---- RECORDS SUPPLIED
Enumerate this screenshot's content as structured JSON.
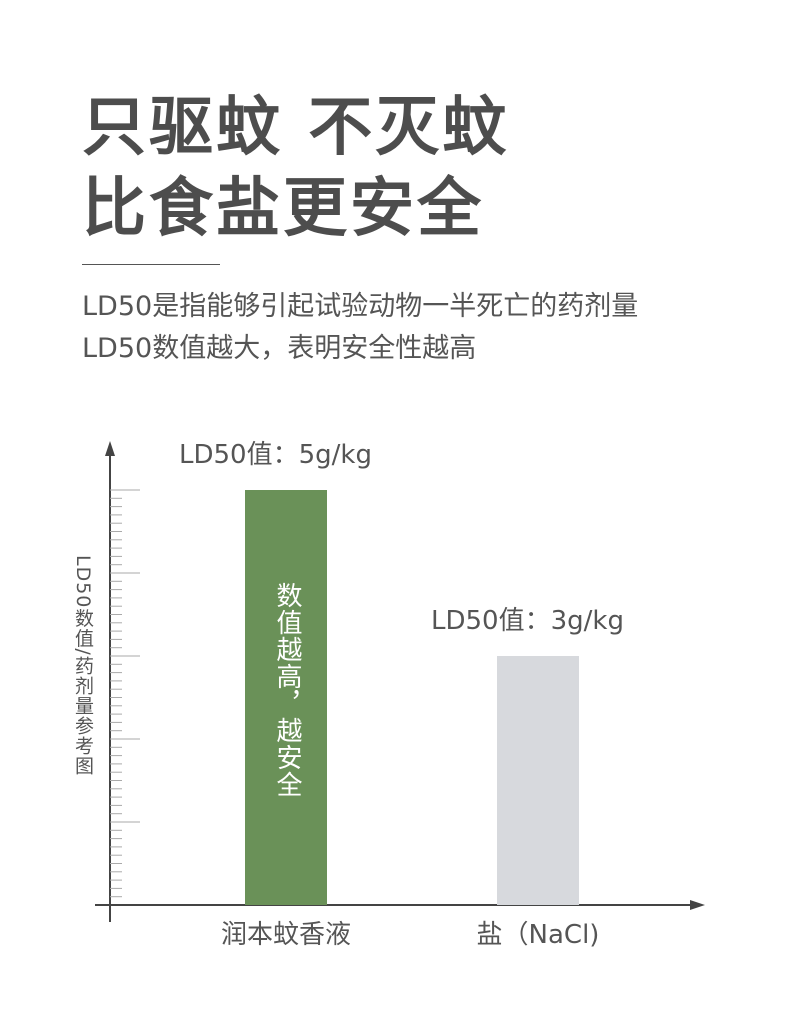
{
  "headline": {
    "line1": "只驱蚊 不灭蚊",
    "line2": "比食盐更安全"
  },
  "description": {
    "line1": "LD50是指能够引起试验动物一半死亡的药剂量",
    "line2": "LD50数值越大，表明安全性越高"
  },
  "colors": {
    "headline": "#4d4d4d",
    "text": "#555555",
    "bar_product": "#6a9158",
    "bar_salt": "#d7d9dd",
    "axis": "#444444"
  },
  "chart_data": {
    "type": "bar",
    "categories": [
      "润本蚊香液",
      "盐（NaCl)"
    ],
    "values": [
      5,
      3
    ],
    "units": "g/kg",
    "value_labels": [
      "LD50值：5g/kg",
      "LD50值：3g/kg"
    ],
    "ylabel": "LD50数值/药剂量参考图",
    "ylim": [
      0,
      5
    ],
    "bar_annotation": "数值越高，越安全",
    "grid": false,
    "legend": "none"
  }
}
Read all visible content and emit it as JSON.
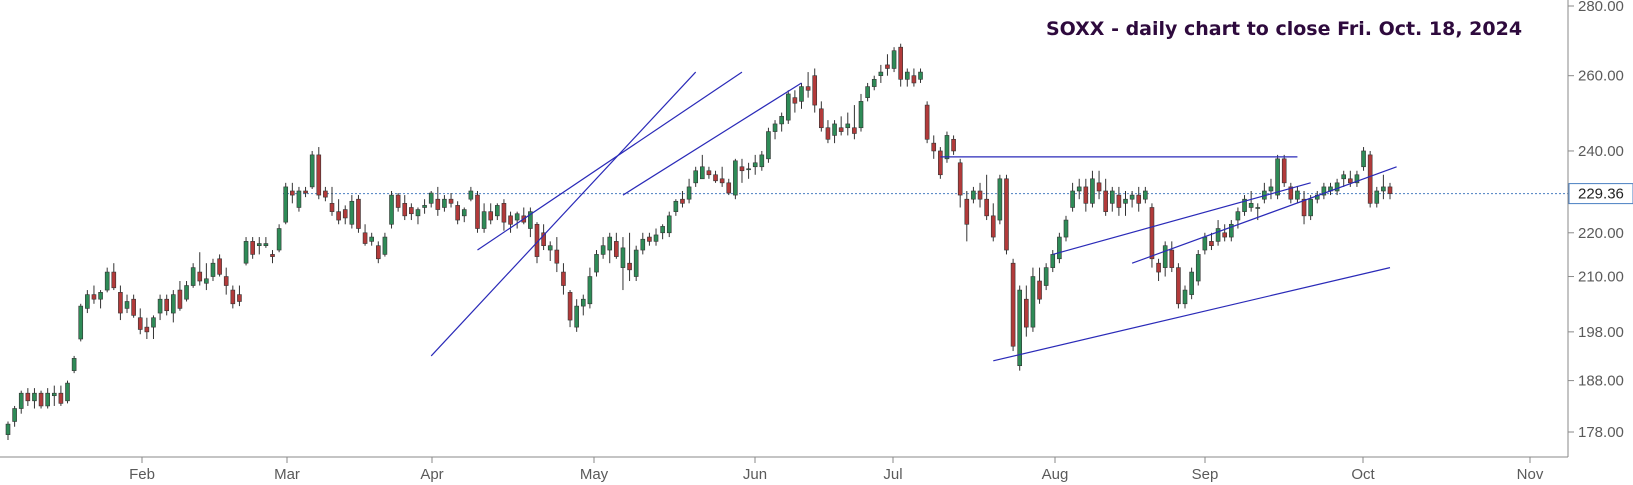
{
  "chart_data": {
    "type": "candlestick",
    "title": "SOXX - daily chart to close Fri. Oct. 18, 2024",
    "y_axis": {
      "scale": "log",
      "ticks": [
        "280.00",
        "260.00",
        "240.00",
        "229.36",
        "220.00",
        "210.00",
        "198.00",
        "188.00",
        "178.00"
      ],
      "range": [
        173,
        281
      ]
    },
    "x_axis": {
      "ticks": [
        "Feb",
        "Mar",
        "Apr",
        "May",
        "Jun",
        "Jul",
        "Aug",
        "Sep",
        "Oct",
        "Nov"
      ]
    },
    "last_close": "229.36",
    "colors": {
      "up": "#2e8b57",
      "down": "#b23a3a",
      "trendline": "#2a2ab8",
      "reference": "#4a7fc1"
    },
    "candles": [
      [
        177.5,
        180,
        176.5,
        179.5
      ],
      [
        180,
        183,
        179,
        182.5
      ],
      [
        182.5,
        186,
        181.5,
        185.5
      ],
      [
        185.5,
        186.5,
        183,
        184
      ],
      [
        184,
        186.5,
        182.5,
        185.5
      ],
      [
        185.5,
        186,
        182.5,
        183
      ],
      [
        183,
        186.5,
        182.5,
        185.5
      ],
      [
        185,
        187,
        183,
        185.5
      ],
      [
        185.5,
        187,
        183,
        183.5
      ],
      [
        184,
        188,
        183.5,
        187.5
      ],
      [
        190,
        193,
        189.5,
        192.5
      ],
      [
        196.5,
        204,
        196,
        203.5
      ],
      [
        203,
        207,
        202,
        206
      ],
      [
        206,
        208,
        204,
        205
      ],
      [
        205,
        207,
        203,
        206.5
      ],
      [
        207,
        212,
        206.5,
        211
      ],
      [
        211,
        213,
        207,
        207.5
      ],
      [
        206.5,
        208,
        200.5,
        202
      ],
      [
        203,
        206,
        202,
        204.5
      ],
      [
        205,
        206,
        201,
        201.5
      ],
      [
        201,
        203,
        197.5,
        198.5
      ],
      [
        199,
        201,
        196.5,
        198
      ],
      [
        199,
        201.5,
        196.5,
        201
      ],
      [
        202,
        206,
        200.5,
        205
      ],
      [
        205,
        206,
        201.5,
        202.5
      ],
      [
        202,
        207,
        200,
        206
      ],
      [
        207,
        209,
        202.5,
        203
      ],
      [
        205,
        209,
        204.5,
        208
      ],
      [
        208,
        213,
        207.5,
        212
      ],
      [
        211,
        215.5,
        208,
        209
      ],
      [
        208.5,
        213,
        207,
        209.5
      ],
      [
        210,
        214,
        209,
        213
      ],
      [
        214,
        215,
        210,
        210.5
      ],
      [
        210,
        212,
        206,
        208
      ],
      [
        207,
        208,
        203,
        204
      ],
      [
        206,
        208,
        203.5,
        204.5
      ],
      [
        213,
        219,
        212.5,
        218
      ],
      [
        218,
        219,
        214,
        215
      ],
      [
        217,
        219,
        215,
        217.5
      ],
      [
        217,
        219,
        216.5,
        217.5
      ],
      [
        215,
        216,
        213,
        214.5
      ],
      [
        216,
        222,
        215.5,
        221
      ],
      [
        222.5,
        232,
        222,
        231
      ],
      [
        230,
        232,
        227,
        229
      ],
      [
        226,
        231,
        225,
        230
      ],
      [
        230,
        231,
        228.5,
        229.5
      ],
      [
        231,
        240,
        230.5,
        239
      ],
      [
        239,
        241,
        228,
        229
      ],
      [
        230,
        231,
        227.5,
        228.5
      ],
      [
        227,
        231,
        224,
        225
      ],
      [
        225,
        228,
        222,
        223
      ],
      [
        225.5,
        226.5,
        222,
        223.5
      ],
      [
        222,
        229,
        221,
        227.5
      ],
      [
        228,
        229,
        220,
        221
      ],
      [
        220,
        222,
        217,
        217.5
      ],
      [
        218,
        220,
        217,
        219
      ],
      [
        217,
        218,
        213,
        214
      ],
      [
        215,
        220,
        214.5,
        219
      ],
      [
        222,
        230,
        221,
        229
      ],
      [
        229,
        229.5,
        225,
        226
      ],
      [
        227,
        229,
        223,
        224
      ],
      [
        226,
        227,
        223,
        224.5
      ],
      [
        224,
        226,
        222,
        225.5
      ],
      [
        226,
        228,
        224.5,
        226.5
      ],
      [
        227,
        230,
        226,
        229.5
      ],
      [
        228,
        231,
        224,
        225.5
      ],
      [
        226,
        229,
        225,
        228
      ],
      [
        228,
        229.5,
        226,
        227
      ],
      [
        226.5,
        227.5,
        222,
        223
      ],
      [
        224,
        226,
        222.5,
        225.5
      ],
      [
        228,
        231,
        227.5,
        230
      ],
      [
        229,
        230,
        220,
        221
      ],
      [
        221,
        227,
        220,
        225
      ],
      [
        225,
        227,
        222,
        223
      ],
      [
        224,
        227,
        223,
        226.5
      ],
      [
        227,
        228,
        220.5,
        222.5
      ],
      [
        224,
        225,
        220,
        222
      ],
      [
        223,
        225,
        221,
        224.5
      ],
      [
        224,
        226,
        222,
        222.5
      ],
      [
        221,
        226,
        219,
        225
      ],
      [
        222,
        222.5,
        213,
        214.5
      ],
      [
        220,
        222,
        216,
        217
      ],
      [
        216,
        218,
        213.5,
        217
      ],
      [
        216,
        219,
        211,
        213
      ],
      [
        211,
        213,
        206,
        208
      ],
      [
        206.5,
        207,
        199,
        200.5
      ],
      [
        199,
        205,
        198,
        203.5
      ],
      [
        203.5,
        206,
        201.5,
        205
      ],
      [
        204,
        212,
        203,
        210
      ],
      [
        211,
        216,
        210,
        215
      ],
      [
        215,
        219,
        214,
        217
      ],
      [
        216,
        220,
        213,
        219
      ],
      [
        218,
        220,
        214,
        214.5
      ],
      [
        212,
        219,
        207,
        216.5
      ],
      [
        213,
        220,
        209,
        211.5
      ],
      [
        210,
        217,
        209,
        216
      ],
      [
        216,
        220,
        215,
        218.5
      ],
      [
        219,
        220,
        217,
        218
      ],
      [
        218,
        221,
        217,
        219.5
      ],
      [
        220,
        222,
        218.5,
        221.5
      ],
      [
        220,
        225,
        219,
        224
      ],
      [
        225,
        228,
        224,
        227.5
      ],
      [
        228,
        230,
        226,
        227
      ],
      [
        228,
        233,
        227,
        231
      ],
      [
        232,
        236,
        231,
        235
      ],
      [
        233,
        239,
        233,
        236
      ],
      [
        235,
        236,
        233,
        234
      ],
      [
        234,
        235,
        232,
        232.5
      ],
      [
        233,
        236,
        231,
        232
      ],
      [
        232,
        233,
        229,
        229.5
      ],
      [
        229,
        238,
        228,
        237.5
      ],
      [
        236,
        238,
        232,
        235
      ],
      [
        235.5,
        237,
        233,
        235.5
      ],
      [
        236,
        239,
        234,
        237
      ],
      [
        236,
        240,
        235,
        239
      ],
      [
        238,
        246,
        237,
        245
      ],
      [
        245,
        248,
        243,
        247
      ],
      [
        247,
        250,
        245,
        249
      ],
      [
        248,
        256,
        247,
        255
      ],
      [
        254,
        256,
        250,
        252.5
      ],
      [
        253,
        258,
        251,
        257
      ],
      [
        257,
        261,
        254,
        256
      ],
      [
        260,
        262,
        250,
        252
      ],
      [
        251,
        253,
        245,
        246
      ],
      [
        246,
        248,
        242,
        243
      ],
      [
        244,
        248,
        242,
        247
      ],
      [
        246,
        249,
        244,
        245
      ],
      [
        246,
        250,
        244,
        247
      ],
      [
        246,
        252,
        243,
        244.5
      ],
      [
        246,
        255,
        245,
        253
      ],
      [
        254,
        258,
        253,
        257
      ],
      [
        257,
        260,
        256,
        259
      ],
      [
        260,
        263,
        258,
        261
      ],
      [
        263,
        266,
        260,
        262
      ],
      [
        262,
        268,
        261,
        267
      ],
      [
        268,
        269,
        257,
        259
      ],
      [
        259,
        262,
        257,
        261
      ],
      [
        260,
        262,
        257,
        258
      ],
      [
        259,
        262,
        258,
        261
      ],
      [
        252,
        253,
        242,
        243
      ],
      [
        242,
        244,
        238,
        240
      ],
      [
        240,
        241,
        233,
        234
      ],
      [
        238,
        245,
        237,
        244
      ],
      [
        243,
        244,
        239,
        240
      ],
      [
        237,
        238,
        226,
        229
      ],
      [
        228,
        230,
        218,
        222
      ],
      [
        228,
        231,
        227,
        230
      ],
      [
        230,
        232,
        226,
        228
      ],
      [
        228,
        234,
        223,
        224
      ],
      [
        224,
        227,
        218,
        219
      ],
      [
        223,
        234,
        222,
        233
      ],
      [
        233,
        234,
        215,
        216
      ],
      [
        213,
        214,
        194,
        195
      ],
      [
        191,
        208,
        190,
        207
      ],
      [
        205,
        208,
        197,
        199
      ],
      [
        199,
        212,
        198,
        210
      ],
      [
        209,
        212,
        204,
        205
      ],
      [
        208,
        213,
        207,
        212
      ],
      [
        212,
        216,
        211,
        215
      ],
      [
        214,
        220,
        213,
        219
      ],
      [
        219,
        224,
        218,
        223
      ],
      [
        226,
        232,
        225,
        230
      ],
      [
        230,
        233,
        228,
        231
      ],
      [
        231,
        233,
        225,
        227
      ],
      [
        227,
        235,
        226,
        233
      ],
      [
        232,
        235,
        228,
        230
      ],
      [
        230,
        233,
        224,
        225
      ],
      [
        227,
        231,
        225,
        230
      ],
      [
        229,
        231,
        224,
        226
      ],
      [
        227,
        230,
        224,
        228
      ],
      [
        228,
        230,
        226,
        229
      ],
      [
        229,
        231,
        225,
        227
      ],
      [
        228,
        231,
        227,
        230
      ],
      [
        226,
        227,
        212,
        214
      ],
      [
        213,
        214,
        209,
        211
      ],
      [
        212,
        218,
        210,
        217
      ],
      [
        216,
        218,
        211,
        212
      ],
      [
        212,
        213,
        203,
        204
      ],
      [
        204,
        208,
        203,
        207
      ],
      [
        206,
        212,
        205,
        211
      ],
      [
        209,
        216,
        208,
        215
      ],
      [
        216,
        220,
        215,
        219
      ],
      [
        218,
        220,
        216,
        217
      ],
      [
        218,
        223,
        217,
        221
      ],
      [
        220,
        222,
        218,
        219
      ],
      [
        219,
        223,
        218,
        222
      ],
      [
        223,
        226,
        221,
        225
      ],
      [
        225,
        229,
        224,
        228
      ],
      [
        226,
        230,
        225,
        227
      ],
      [
        226,
        227,
        223,
        226
      ],
      [
        228,
        232,
        227,
        230
      ],
      [
        230,
        233,
        228,
        231
      ],
      [
        229,
        239,
        228,
        238
      ],
      [
        238,
        239,
        231,
        232
      ],
      [
        231,
        232,
        227,
        228
      ],
      [
        228,
        231,
        227,
        230
      ],
      [
        228,
        230,
        222,
        224
      ],
      [
        224,
        229,
        223,
        228
      ],
      [
        228,
        230,
        227,
        229
      ],
      [
        229,
        232,
        228,
        231
      ],
      [
        230,
        232,
        229,
        231
      ],
      [
        230,
        233,
        229,
        232
      ],
      [
        233,
        235,
        231,
        234
      ],
      [
        233,
        235,
        231,
        232
      ],
      [
        232,
        235,
        231,
        234
      ],
      [
        236,
        241,
        235,
        240
      ],
      [
        239,
        240,
        226,
        227
      ],
      [
        227,
        231,
        226,
        230
      ],
      [
        230,
        234,
        228,
        231
      ],
      [
        231,
        232,
        228,
        229.36
      ]
    ],
    "trendlines": [
      {
        "x": [
          64,
          104
        ],
        "y": [
          193,
          261
        ]
      },
      {
        "x": [
          71,
          111
        ],
        "y": [
          216,
          261
        ]
      },
      {
        "x": [
          93,
          120
        ],
        "y": [
          229,
          258
        ]
      },
      {
        "x": [
          149,
          209
        ],
        "y": [
          192,
          212
        ]
      },
      {
        "x": [
          170,
          210
        ],
        "y": [
          213,
          236
        ]
      },
      {
        "x": [
          141,
          195
        ],
        "y": [
          238.5,
          238.5
        ]
      },
      {
        "x": [
          158,
          197
        ],
        "y": [
          215,
          232
        ]
      }
    ],
    "reference_line": {
      "y": 229.36
    }
  }
}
--------
Collect each line above holding the string "JSON".

-- TASK RESPONSE --
Enumerate this screenshot's content as structured JSON.
Read all visible content and emit it as JSON.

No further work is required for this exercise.